What you will do:
Gather the lines from the material that contain "Higher".

Data supplied:
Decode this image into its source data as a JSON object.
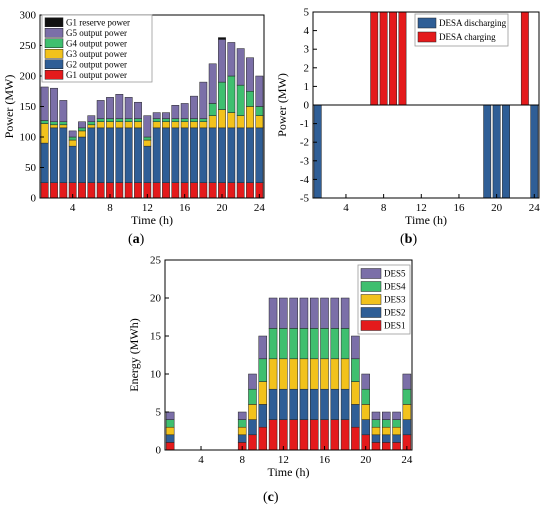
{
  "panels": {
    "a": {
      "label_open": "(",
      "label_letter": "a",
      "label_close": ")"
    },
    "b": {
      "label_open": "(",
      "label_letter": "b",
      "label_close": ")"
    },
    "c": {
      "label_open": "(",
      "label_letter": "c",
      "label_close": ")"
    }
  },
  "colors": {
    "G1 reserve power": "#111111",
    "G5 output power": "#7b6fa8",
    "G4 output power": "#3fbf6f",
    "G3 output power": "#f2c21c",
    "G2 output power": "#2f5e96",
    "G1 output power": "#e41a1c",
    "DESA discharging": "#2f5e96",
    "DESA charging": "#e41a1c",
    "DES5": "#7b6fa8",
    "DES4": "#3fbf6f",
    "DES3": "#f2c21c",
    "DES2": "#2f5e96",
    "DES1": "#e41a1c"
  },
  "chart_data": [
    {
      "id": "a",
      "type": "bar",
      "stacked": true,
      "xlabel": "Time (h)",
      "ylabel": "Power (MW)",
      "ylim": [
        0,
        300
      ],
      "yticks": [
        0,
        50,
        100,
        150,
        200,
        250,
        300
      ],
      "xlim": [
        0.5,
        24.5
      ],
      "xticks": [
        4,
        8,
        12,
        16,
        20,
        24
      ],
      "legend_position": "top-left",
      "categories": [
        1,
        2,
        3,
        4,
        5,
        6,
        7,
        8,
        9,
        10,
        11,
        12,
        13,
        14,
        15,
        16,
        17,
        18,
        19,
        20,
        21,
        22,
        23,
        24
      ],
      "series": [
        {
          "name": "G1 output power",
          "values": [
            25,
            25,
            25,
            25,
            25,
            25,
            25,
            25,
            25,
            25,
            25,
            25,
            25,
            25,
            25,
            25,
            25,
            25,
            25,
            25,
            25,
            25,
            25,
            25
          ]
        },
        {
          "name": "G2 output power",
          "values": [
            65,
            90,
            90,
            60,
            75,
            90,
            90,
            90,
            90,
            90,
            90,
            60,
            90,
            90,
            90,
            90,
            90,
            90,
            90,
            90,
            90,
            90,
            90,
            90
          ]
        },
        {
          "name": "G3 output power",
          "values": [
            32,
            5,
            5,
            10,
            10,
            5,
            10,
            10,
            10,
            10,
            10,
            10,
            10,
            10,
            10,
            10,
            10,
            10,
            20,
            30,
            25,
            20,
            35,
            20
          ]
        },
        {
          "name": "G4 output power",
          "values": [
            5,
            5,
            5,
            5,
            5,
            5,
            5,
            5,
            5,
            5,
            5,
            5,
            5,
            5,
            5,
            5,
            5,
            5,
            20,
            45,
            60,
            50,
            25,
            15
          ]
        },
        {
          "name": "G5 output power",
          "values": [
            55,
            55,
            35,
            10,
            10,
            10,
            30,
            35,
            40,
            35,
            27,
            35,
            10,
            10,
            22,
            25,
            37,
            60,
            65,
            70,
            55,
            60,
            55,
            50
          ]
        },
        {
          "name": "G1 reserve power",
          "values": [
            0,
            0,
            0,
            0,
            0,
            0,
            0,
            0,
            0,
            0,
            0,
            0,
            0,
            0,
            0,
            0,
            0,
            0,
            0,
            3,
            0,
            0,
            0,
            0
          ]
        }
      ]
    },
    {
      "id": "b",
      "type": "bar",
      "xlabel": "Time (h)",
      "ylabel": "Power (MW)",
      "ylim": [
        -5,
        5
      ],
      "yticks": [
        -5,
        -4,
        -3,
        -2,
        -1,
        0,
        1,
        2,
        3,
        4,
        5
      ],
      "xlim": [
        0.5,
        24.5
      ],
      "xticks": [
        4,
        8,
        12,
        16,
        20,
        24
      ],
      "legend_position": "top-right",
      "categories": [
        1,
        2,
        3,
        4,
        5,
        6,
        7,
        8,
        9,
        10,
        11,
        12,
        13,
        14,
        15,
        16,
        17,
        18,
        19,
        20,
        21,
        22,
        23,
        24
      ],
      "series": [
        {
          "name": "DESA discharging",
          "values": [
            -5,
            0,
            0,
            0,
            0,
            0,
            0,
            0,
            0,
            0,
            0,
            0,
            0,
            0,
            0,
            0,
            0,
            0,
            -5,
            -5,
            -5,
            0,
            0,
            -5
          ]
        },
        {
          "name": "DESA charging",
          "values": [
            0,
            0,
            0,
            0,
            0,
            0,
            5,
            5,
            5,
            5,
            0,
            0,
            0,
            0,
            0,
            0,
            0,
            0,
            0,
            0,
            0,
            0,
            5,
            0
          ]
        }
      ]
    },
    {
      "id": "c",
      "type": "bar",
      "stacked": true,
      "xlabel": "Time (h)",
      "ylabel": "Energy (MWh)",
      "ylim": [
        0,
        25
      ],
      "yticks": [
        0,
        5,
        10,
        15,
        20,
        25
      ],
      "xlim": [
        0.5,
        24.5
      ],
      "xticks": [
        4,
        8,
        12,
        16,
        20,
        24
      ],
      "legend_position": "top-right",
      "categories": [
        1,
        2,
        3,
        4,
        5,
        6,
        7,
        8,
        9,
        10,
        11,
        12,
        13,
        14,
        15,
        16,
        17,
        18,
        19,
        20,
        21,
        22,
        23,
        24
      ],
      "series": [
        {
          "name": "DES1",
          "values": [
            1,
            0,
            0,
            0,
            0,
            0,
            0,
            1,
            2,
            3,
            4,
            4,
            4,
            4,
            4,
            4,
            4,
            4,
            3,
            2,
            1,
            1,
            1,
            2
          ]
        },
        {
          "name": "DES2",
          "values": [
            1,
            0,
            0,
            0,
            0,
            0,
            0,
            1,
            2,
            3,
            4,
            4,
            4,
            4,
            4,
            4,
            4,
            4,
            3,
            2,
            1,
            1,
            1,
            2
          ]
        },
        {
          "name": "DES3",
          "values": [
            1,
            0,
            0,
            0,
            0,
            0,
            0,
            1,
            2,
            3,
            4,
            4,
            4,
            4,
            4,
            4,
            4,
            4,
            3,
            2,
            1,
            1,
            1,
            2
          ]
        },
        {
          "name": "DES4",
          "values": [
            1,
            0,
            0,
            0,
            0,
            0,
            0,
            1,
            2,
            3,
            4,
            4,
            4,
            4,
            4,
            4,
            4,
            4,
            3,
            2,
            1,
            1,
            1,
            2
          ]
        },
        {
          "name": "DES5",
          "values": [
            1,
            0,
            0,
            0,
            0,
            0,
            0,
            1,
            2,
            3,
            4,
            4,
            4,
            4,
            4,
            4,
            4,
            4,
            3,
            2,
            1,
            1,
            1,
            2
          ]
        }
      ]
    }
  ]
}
...
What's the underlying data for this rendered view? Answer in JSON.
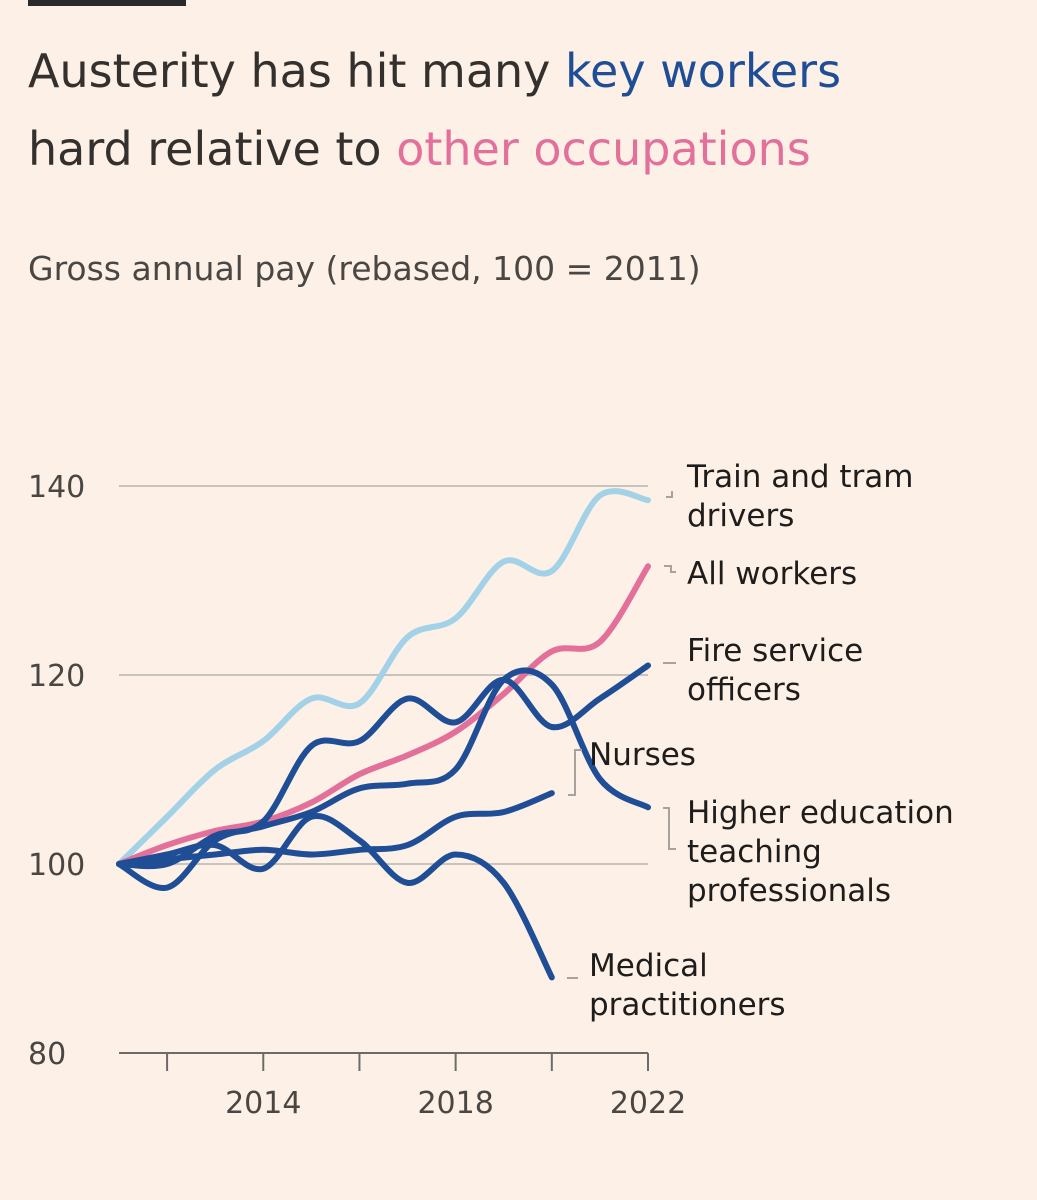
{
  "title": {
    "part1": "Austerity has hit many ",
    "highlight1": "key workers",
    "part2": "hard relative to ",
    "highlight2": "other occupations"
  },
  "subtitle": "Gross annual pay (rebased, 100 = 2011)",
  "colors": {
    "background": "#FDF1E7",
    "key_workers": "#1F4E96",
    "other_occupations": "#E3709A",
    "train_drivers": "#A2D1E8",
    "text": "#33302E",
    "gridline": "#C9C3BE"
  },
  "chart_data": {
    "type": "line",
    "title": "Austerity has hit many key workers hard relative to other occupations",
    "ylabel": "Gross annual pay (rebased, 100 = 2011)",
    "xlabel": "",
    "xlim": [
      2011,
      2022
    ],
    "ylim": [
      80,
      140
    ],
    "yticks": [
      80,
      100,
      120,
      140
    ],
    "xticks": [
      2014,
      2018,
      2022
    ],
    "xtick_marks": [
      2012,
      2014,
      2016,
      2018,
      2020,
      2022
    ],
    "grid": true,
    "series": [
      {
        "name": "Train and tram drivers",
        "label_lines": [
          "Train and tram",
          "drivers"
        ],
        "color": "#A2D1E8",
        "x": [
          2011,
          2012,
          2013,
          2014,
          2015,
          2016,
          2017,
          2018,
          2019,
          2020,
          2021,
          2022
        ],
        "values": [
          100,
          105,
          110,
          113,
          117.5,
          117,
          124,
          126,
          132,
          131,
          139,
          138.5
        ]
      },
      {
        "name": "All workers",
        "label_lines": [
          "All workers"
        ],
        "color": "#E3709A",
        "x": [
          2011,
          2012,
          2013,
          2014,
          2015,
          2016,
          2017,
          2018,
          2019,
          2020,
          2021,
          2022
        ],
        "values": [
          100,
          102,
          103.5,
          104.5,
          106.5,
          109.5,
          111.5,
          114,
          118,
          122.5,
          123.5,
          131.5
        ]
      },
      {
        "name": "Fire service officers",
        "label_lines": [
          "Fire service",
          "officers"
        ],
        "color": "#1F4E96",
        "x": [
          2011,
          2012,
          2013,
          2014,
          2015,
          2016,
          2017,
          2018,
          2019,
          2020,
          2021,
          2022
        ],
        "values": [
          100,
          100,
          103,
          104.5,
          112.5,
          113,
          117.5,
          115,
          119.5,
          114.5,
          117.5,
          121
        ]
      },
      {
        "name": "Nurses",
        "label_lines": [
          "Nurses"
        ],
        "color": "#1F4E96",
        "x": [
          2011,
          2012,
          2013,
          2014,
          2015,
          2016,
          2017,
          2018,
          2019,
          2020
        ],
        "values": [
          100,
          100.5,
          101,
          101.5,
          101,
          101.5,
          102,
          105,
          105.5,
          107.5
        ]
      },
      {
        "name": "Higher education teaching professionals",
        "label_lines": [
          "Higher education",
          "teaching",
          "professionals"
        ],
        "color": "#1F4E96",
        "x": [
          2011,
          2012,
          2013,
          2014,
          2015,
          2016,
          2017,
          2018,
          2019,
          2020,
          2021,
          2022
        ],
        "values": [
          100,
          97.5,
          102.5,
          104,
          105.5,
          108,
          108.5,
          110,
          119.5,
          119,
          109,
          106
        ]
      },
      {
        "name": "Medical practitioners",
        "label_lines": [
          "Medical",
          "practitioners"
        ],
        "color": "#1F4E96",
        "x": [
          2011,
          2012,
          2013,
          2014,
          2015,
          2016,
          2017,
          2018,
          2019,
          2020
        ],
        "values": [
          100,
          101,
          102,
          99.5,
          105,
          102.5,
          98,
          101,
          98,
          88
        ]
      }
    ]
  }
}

Written solution:
        "name": "Higher education teaching professionals",
          "Higher education",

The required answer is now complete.